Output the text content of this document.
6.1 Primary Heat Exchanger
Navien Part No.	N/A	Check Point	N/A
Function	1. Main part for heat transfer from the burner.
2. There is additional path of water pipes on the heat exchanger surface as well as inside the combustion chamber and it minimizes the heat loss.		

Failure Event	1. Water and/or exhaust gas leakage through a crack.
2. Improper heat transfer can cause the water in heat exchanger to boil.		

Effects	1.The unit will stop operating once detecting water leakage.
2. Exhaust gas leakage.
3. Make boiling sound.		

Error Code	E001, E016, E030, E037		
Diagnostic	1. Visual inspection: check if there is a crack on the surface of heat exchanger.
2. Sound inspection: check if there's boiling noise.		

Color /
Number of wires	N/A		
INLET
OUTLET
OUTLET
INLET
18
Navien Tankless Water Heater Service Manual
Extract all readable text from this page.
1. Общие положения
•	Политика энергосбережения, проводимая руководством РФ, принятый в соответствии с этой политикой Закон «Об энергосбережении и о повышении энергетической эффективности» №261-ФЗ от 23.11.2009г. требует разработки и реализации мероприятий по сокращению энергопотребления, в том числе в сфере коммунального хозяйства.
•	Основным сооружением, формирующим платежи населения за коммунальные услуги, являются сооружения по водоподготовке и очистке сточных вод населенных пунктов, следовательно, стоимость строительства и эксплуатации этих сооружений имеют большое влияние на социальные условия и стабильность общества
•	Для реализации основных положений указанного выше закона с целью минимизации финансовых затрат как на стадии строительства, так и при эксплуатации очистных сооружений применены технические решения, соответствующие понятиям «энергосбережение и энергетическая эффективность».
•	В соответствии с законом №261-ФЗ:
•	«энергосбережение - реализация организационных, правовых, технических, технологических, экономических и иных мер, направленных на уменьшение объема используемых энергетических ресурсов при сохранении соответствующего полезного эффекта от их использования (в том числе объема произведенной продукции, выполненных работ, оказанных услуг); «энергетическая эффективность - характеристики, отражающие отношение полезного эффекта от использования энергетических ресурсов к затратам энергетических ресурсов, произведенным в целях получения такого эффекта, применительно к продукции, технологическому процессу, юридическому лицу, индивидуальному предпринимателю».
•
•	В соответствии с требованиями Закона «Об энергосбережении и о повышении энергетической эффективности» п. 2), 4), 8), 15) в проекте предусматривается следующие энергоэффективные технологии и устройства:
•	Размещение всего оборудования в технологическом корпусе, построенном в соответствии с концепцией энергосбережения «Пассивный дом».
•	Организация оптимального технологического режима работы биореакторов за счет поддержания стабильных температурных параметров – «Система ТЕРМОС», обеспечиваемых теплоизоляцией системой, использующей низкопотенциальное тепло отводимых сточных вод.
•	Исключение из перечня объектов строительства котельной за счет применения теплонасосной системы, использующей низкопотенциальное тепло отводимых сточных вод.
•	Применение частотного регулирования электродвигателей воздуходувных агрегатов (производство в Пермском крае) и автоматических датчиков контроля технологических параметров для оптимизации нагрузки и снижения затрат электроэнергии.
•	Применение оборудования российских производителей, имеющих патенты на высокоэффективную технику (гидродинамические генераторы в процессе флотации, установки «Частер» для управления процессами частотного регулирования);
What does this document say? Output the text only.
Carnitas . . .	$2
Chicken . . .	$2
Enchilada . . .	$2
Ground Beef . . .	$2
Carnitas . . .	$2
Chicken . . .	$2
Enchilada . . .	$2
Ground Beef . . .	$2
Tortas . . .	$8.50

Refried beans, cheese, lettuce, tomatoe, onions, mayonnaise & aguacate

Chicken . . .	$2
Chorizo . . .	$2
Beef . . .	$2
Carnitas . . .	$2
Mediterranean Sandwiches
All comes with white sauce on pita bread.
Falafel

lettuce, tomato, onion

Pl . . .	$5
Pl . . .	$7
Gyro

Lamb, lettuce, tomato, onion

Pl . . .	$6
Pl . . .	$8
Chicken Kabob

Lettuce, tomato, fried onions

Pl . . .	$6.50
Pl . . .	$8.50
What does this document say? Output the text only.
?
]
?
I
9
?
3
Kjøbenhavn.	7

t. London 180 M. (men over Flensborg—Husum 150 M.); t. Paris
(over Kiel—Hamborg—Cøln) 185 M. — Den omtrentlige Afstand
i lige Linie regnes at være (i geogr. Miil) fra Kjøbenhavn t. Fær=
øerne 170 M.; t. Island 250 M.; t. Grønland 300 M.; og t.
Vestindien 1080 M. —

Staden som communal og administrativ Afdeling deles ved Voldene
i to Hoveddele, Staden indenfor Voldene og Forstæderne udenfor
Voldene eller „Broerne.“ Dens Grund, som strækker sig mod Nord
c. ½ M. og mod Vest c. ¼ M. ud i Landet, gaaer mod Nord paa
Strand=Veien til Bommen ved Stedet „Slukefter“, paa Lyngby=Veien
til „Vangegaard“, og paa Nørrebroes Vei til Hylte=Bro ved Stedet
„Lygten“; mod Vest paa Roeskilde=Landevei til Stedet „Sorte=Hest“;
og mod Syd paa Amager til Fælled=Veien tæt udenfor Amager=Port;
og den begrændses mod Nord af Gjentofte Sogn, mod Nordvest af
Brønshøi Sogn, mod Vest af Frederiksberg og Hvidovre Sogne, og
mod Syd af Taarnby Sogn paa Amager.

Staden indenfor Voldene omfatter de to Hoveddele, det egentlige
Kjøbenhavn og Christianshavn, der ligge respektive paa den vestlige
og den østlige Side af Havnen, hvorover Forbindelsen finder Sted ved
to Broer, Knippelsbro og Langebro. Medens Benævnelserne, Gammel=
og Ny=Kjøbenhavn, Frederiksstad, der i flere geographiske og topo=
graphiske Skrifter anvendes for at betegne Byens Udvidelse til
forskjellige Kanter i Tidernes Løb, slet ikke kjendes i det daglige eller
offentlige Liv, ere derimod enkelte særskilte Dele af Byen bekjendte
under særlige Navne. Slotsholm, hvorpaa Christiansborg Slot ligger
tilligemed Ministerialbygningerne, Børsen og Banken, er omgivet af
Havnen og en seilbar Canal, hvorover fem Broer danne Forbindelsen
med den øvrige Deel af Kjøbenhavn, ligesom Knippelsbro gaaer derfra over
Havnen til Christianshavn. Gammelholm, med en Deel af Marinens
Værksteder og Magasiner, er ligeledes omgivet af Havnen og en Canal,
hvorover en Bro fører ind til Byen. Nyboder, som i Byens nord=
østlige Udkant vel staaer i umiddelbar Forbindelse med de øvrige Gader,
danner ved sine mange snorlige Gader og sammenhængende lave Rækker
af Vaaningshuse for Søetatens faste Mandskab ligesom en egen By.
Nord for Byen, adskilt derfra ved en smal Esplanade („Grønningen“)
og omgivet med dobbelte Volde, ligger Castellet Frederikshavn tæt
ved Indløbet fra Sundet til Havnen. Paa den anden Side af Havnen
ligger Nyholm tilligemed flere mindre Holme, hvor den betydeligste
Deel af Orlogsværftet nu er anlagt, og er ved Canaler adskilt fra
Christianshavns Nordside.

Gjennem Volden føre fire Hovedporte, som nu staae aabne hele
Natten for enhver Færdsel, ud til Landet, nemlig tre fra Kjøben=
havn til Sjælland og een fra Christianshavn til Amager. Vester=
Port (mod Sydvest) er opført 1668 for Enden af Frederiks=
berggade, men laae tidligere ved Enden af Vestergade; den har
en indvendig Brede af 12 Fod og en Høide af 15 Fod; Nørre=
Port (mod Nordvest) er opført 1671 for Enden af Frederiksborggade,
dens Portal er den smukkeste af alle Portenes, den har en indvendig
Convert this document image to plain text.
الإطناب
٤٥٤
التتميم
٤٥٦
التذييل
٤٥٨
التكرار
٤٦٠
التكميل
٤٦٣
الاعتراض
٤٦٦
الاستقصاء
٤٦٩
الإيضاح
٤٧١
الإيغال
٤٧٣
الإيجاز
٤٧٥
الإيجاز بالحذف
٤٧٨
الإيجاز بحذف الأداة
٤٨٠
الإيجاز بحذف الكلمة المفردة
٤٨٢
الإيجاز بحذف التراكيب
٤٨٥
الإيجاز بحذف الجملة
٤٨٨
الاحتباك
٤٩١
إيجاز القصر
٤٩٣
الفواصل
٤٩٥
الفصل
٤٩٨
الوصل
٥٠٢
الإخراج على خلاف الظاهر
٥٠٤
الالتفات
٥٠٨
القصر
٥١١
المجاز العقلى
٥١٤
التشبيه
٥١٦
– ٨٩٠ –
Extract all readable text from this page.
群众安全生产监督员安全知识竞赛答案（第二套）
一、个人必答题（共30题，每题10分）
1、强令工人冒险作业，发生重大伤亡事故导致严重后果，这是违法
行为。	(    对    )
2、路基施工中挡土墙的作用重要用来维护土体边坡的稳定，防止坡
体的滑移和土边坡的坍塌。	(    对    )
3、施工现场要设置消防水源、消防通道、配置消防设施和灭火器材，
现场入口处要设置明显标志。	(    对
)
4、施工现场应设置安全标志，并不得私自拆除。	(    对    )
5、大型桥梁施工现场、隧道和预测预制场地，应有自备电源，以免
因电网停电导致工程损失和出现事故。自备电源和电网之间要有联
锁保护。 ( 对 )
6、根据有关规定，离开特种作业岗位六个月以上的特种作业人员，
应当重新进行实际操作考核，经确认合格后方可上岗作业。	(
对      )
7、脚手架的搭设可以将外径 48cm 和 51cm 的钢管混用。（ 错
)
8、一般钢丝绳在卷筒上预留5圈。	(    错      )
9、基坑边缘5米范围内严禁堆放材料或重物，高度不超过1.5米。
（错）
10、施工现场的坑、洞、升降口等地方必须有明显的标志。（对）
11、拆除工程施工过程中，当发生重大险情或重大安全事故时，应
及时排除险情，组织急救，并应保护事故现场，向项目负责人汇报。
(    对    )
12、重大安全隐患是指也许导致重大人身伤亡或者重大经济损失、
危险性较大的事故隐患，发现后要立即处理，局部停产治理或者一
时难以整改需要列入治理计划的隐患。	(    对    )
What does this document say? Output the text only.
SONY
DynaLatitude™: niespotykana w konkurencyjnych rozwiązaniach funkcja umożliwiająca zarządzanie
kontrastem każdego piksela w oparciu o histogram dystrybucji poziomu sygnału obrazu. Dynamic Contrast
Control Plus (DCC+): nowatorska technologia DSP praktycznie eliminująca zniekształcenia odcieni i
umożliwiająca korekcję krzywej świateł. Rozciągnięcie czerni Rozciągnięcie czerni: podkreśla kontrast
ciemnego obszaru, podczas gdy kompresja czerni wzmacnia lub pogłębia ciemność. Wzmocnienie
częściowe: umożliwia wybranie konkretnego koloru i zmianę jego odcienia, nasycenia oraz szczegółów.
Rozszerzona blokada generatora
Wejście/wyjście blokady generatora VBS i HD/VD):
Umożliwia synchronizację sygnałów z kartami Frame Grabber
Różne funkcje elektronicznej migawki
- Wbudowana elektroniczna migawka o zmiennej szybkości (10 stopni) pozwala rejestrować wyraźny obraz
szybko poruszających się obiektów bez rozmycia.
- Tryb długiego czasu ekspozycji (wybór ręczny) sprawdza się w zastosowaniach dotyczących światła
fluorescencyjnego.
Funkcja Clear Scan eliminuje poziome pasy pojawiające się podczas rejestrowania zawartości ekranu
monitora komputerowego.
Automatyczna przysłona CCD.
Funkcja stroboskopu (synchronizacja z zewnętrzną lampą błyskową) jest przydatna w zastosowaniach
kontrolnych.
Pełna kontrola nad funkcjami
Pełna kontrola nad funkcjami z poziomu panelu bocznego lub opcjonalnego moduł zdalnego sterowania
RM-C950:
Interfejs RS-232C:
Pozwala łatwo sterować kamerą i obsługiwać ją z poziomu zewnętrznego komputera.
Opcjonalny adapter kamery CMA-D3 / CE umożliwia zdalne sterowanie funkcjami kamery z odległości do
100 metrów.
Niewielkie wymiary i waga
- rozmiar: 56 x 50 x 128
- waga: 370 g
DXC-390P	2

****************

What is asked = Copy each line of the listing that contains the string "adskilt".

Worked answer =
Nord for Byen, adskilt derfra ved en smal Esplanade („Grønningen“)
Deel af Orlogsværftet nu er anlagt, og er ved Canaler adskilt fra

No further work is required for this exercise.